== ASSIGNED TASK ==
In your copy of the data below, reproduce every entry exactly and omit the pictures.

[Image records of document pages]
● ● ● ● ●
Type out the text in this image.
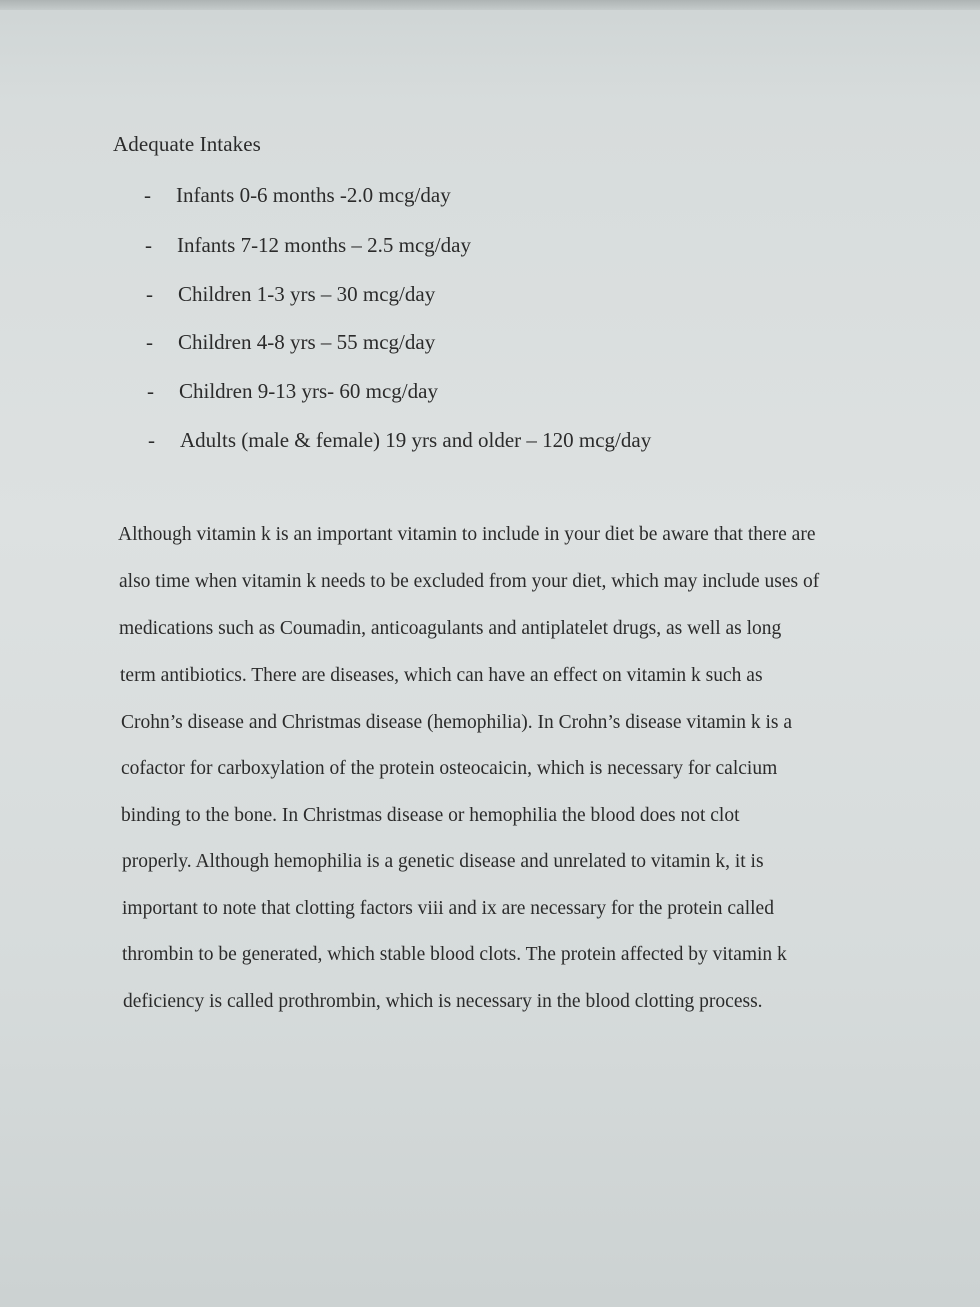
Adequate Intakes
- Infants 0-6 months -2.0 mcg/day
- Infants 7-12 months – 2.5 mcg/day
- Children 1-3 yrs – 30 mcg/day
- Children 4-8 yrs – 55 mcg/day
- Children 9-13 yrs- 60 mcg/day
- Adults (male & female) 19 yrs and older – 120 mcg/day
Although vitamin k is an important vitamin to include in your diet be aware that there are
also time when vitamin k needs to be excluded from your diet, which may include uses of
medications such as Coumadin, anticoagulants and antiplatelet drugs, as well as long
term antibiotics. There are diseases, which can have an effect on vitamin k such as
Crohn’s disease and Christmas disease (hemophilia). In Crohn’s disease vitamin k is a
cofactor for carboxylation of the protein osteocaicin, which is necessary for calcium
binding to the bone. In Christmas disease or hemophilia the blood does not clot
properly. Although hemophilia is a genetic disease and unrelated to vitamin k, it is
important to note that clotting factors viii and ix are necessary for the protein called
thrombin to be generated, which stable blood clots. The protein affected by vitamin k
deficiency is called prothrombin, which is necessary in the blood clotting process.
● ● ● ● ●
== RESULT ==
Type out the text in this image.
Adequate Intakes
- Infants 0-6 months -2.0 mcg/day
- Infants 7-12 months – 2.5 mcg/day
- Children 1-3 yrs – 30 mcg/day
- Children 4-8 yrs – 55 mcg/day
- Children 9-13 yrs- 60 mcg/day
- Adults (male & female) 19 yrs and older – 120 mcg/day
Although vitamin k is an important vitamin to include in your diet be aware that there are
also time when vitamin k needs to be excluded from your diet, which may include uses of
medications such as Coumadin, anticoagulants and antiplatelet drugs, as well as long
term antibiotics. There are diseases, which can have an effect on vitamin k such as
Crohn’s disease and Christmas disease (hemophilia). In Crohn’s disease vitamin k is a
cofactor for carboxylation of the protein osteocaicin, which is necessary for calcium
binding to the bone. In Christmas disease or hemophilia the blood does not clot
properly. Although hemophilia is a genetic disease and unrelated to vitamin k, it is
important to note that clotting factors viii and ix are necessary for the protein called
thrombin to be generated, which stable blood clots. The protein affected by vitamin k
deficiency is called prothrombin, which is necessary in the blood clotting process.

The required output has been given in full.